Written request:
Restate each line of the listing exactly, without carrying over any pictures.

* Start Data listing *

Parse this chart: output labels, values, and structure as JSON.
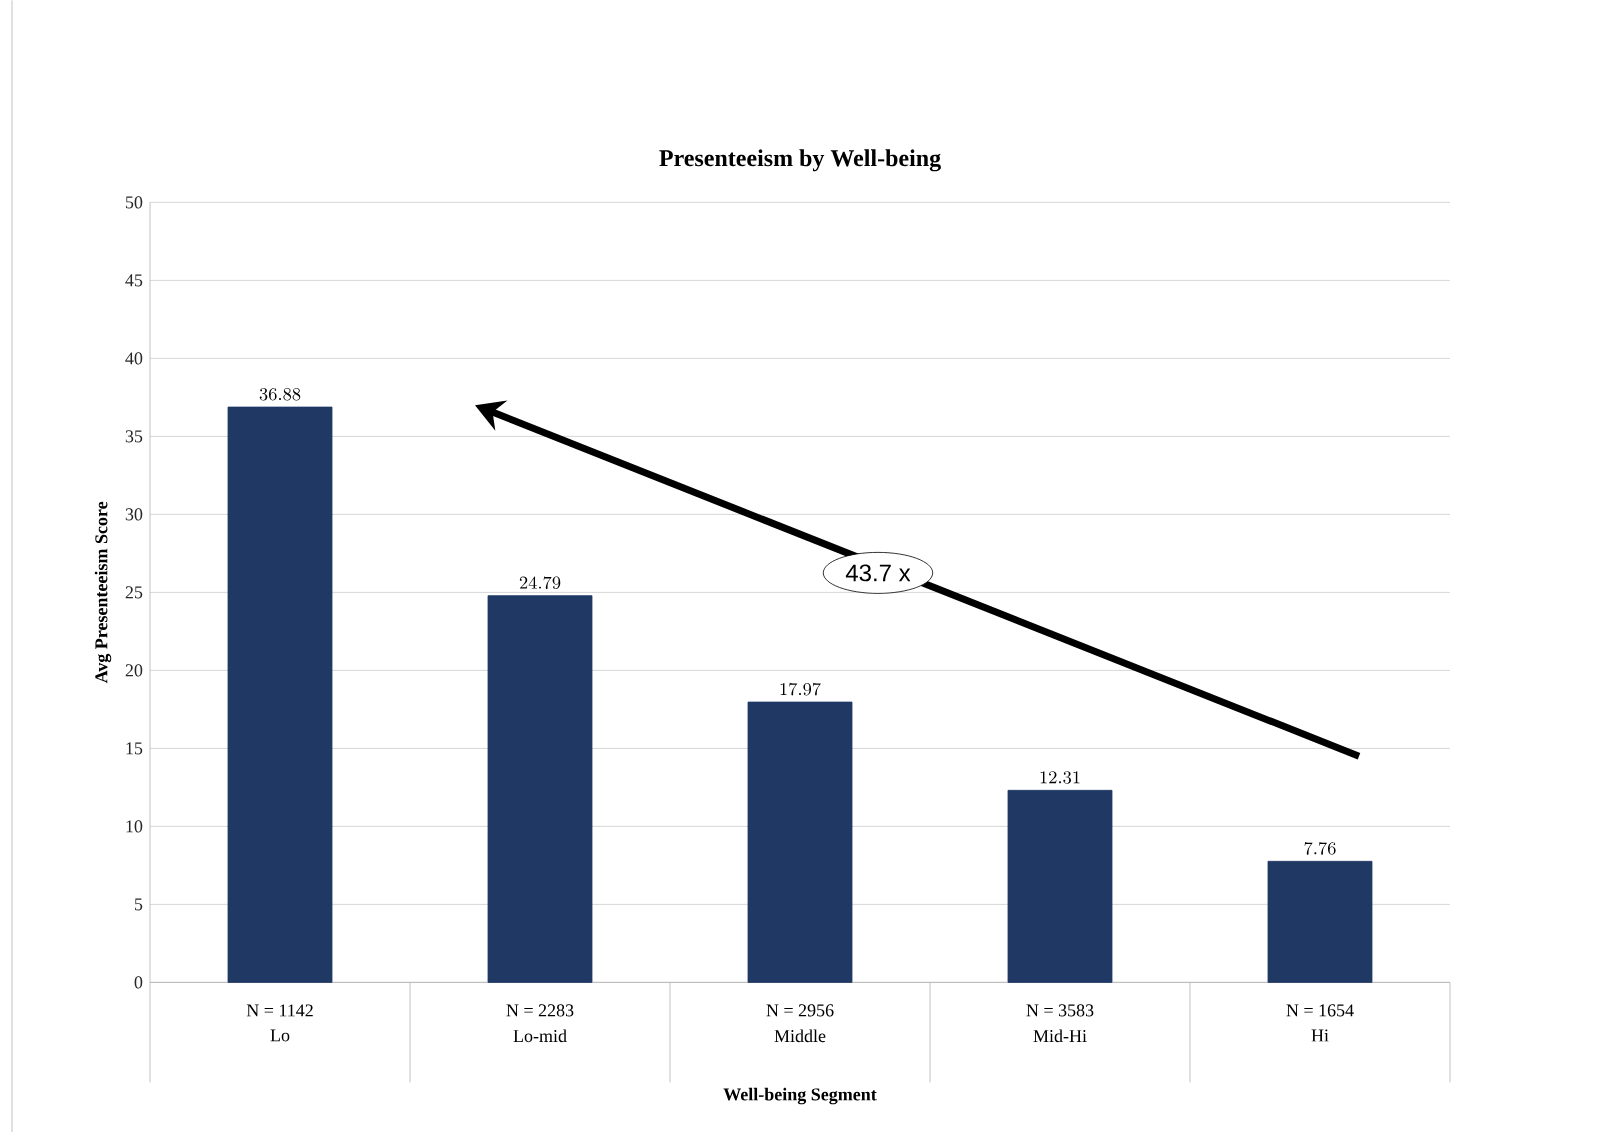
{
  "chart_data": {
    "type": "bar",
    "title": "Presenteeism by Well-being",
    "xlabel": "Well-being Segment",
    "ylabel": "Avg Presenteeism Score",
    "categories": [
      "Lo",
      "Lo-mid",
      "Middle",
      "Mid-Hi",
      "Hi"
    ],
    "values": [
      36.88,
      24.79,
      17.97,
      12.31,
      7.76
    ],
    "color": "#1f3864",
    "data_labels": true,
    "ylim": [
      0,
      50
    ],
    "yticks": [
      0,
      5,
      10,
      15,
      20,
      25,
      30,
      35,
      40,
      45,
      50
    ],
    "grid": "y",
    "annotations": [
      "N = 1142",
      "N = 2283",
      "N = 2956",
      "N = 3583",
      "N = 1654",
      "43.7 x"
    ]
  }
}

* End Data listing *

Exercise solution:
Parse this chart: output labels, values, and structure as JSON.
{
  "chart_data": {
    "type": "bar",
    "title": "Presenteeism by Well-being",
    "xlabel": "Well-being Segment",
    "ylabel": "Avg Presenteeism Score",
    "categories": [
      "Lo",
      "Lo-mid",
      "Middle",
      "Mid-Hi",
      "Hi"
    ],
    "values": [
      36.88,
      24.79,
      17.97,
      12.31,
      7.76
    ],
    "color": "#1f3864",
    "data_labels": true,
    "ylim": [
      0,
      50
    ],
    "yticks": [
      0,
      5,
      10,
      15,
      20,
      25,
      30,
      35,
      40,
      45,
      50
    ],
    "grid": "y",
    "annotations": [
      "N = 1142",
      "N = 2283",
      "N = 2956",
      "N = 3583",
      "N = 1654",
      "43.7 x"
    ]
  }
}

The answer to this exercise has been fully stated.